• _Task goal_
Copy out the items below, swapping every "Ellipse shape" for "Oval" and leaving everything else unchanged.

• _Records to process_
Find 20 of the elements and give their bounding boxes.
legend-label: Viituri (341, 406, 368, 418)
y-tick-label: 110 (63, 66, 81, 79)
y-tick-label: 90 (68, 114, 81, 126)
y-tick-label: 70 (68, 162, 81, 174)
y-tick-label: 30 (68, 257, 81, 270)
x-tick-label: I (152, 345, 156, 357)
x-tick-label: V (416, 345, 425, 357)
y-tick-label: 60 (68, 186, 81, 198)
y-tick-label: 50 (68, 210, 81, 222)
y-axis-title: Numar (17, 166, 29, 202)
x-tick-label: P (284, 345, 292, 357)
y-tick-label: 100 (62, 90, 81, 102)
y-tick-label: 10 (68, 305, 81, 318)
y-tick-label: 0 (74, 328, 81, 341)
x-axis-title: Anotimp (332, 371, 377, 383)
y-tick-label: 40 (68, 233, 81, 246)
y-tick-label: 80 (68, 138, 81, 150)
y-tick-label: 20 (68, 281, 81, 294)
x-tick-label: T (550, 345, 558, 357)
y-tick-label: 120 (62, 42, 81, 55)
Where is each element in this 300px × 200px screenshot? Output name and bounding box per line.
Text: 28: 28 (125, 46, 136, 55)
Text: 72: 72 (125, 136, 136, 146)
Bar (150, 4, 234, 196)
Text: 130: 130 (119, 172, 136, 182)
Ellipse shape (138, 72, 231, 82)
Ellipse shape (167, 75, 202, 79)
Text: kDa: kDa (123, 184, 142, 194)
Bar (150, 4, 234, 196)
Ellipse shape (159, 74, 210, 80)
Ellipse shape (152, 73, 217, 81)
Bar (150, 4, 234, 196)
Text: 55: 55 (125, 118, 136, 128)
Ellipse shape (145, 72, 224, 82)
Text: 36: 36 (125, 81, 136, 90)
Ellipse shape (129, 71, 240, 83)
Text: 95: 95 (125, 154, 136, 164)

• _The response_
Find 20 of the elements and give their bounding boxes.
legend-label: Viituri (341, 406, 368, 418)
y-tick-label: 110 (63, 66, 81, 79)
y-tick-label: 90 (68, 114, 81, 126)
y-tick-label: 70 (68, 162, 81, 174)
y-tick-label: 30 (68, 257, 81, 270)
x-tick-label: I (152, 345, 156, 357)
x-tick-label: V (416, 345, 425, 357)
y-tick-label: 60 (68, 186, 81, 198)
y-tick-label: 50 (68, 210, 81, 222)
y-axis-title: Numar (17, 166, 29, 202)
x-tick-label: P (284, 345, 292, 357)
y-tick-label: 100 (62, 90, 81, 102)
y-tick-label: 10 (68, 305, 81, 318)
y-tick-label: 0 (74, 328, 81, 341)
x-axis-title: Anotimp (332, 371, 377, 383)
y-tick-label: 40 (68, 233, 81, 246)
y-tick-label: 80 (68, 138, 81, 150)
y-tick-label: 20 (68, 281, 81, 294)
x-tick-label: T (550, 345, 558, 357)
y-tick-label: 120 (62, 42, 81, 55)
Where is each element in this 300px × 200px screenshot? Output name and bounding box per line.
Text: 28: 28 (125, 46, 136, 55)
Text: 72: 72 (125, 136, 136, 146)
Bar (150, 4, 234, 196)
Text: 130: 130 (119, 172, 136, 182)
Oval (138, 72, 231, 82)
Oval (167, 75, 202, 79)
Text: kDa: kDa (123, 184, 142, 194)
Bar (150, 4, 234, 196)
Oval (159, 74, 210, 80)
Oval (152, 73, 217, 81)
Bar (150, 4, 234, 196)
Text: 55: 55 (125, 118, 136, 128)
Oval (145, 72, 224, 82)
Text: 36: 36 (125, 81, 136, 90)
Oval (129, 71, 240, 83)
Text: 95: 95 (125, 154, 136, 164)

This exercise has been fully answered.